» **DATA FOR THE TASK**
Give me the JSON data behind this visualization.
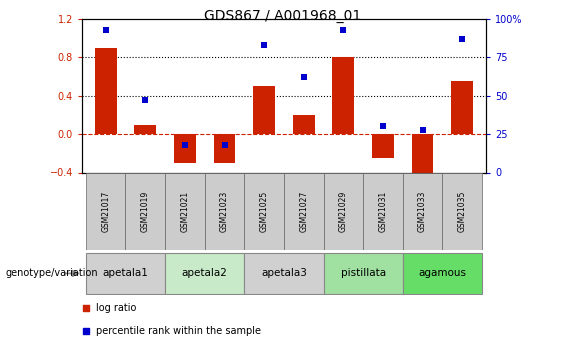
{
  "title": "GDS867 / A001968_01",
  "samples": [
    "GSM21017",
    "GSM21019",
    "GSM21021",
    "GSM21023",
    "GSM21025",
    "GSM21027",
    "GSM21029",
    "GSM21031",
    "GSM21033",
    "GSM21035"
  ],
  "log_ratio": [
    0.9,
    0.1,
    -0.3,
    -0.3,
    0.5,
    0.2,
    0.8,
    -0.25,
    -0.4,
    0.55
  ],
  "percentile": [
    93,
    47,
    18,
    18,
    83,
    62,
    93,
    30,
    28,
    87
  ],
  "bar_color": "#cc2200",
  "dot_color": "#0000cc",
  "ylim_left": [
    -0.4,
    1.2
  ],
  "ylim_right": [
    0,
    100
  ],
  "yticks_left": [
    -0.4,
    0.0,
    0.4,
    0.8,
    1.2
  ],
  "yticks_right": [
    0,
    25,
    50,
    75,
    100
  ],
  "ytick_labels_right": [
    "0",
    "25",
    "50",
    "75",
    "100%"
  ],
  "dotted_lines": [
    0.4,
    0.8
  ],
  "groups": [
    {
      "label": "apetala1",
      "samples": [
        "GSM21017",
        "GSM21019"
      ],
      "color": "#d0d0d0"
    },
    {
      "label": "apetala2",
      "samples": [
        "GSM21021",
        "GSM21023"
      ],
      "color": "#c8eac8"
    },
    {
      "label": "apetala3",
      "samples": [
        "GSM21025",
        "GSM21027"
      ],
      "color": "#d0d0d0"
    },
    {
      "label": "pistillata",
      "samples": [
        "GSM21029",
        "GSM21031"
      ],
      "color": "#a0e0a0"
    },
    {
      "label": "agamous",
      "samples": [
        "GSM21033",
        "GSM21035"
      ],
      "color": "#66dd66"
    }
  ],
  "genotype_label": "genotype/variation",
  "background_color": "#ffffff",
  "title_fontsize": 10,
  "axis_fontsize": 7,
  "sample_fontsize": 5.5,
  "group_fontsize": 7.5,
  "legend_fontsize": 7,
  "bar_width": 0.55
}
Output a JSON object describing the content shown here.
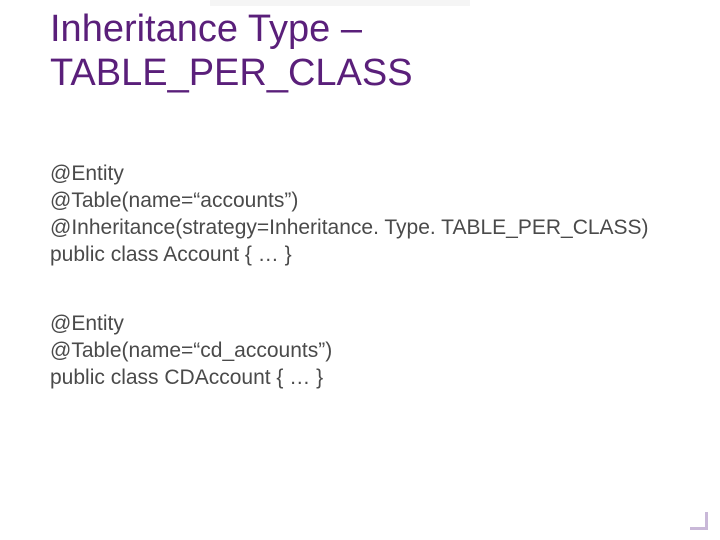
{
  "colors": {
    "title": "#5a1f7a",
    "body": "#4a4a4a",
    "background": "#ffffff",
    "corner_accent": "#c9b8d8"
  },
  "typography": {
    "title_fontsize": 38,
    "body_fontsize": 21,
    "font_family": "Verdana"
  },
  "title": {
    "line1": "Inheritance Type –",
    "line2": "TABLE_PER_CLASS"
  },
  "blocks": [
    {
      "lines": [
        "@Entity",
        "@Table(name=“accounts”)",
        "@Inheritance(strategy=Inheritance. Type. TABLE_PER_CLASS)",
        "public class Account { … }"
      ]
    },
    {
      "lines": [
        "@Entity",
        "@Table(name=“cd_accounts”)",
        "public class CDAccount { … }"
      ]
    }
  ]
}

» **TASK DIRECTIONS**
List each line holding the string "JSON".

» **WRITTEN SOLUTION**
Give me the JSON data behind this visualization.
Output a JSON object describing the content shown here.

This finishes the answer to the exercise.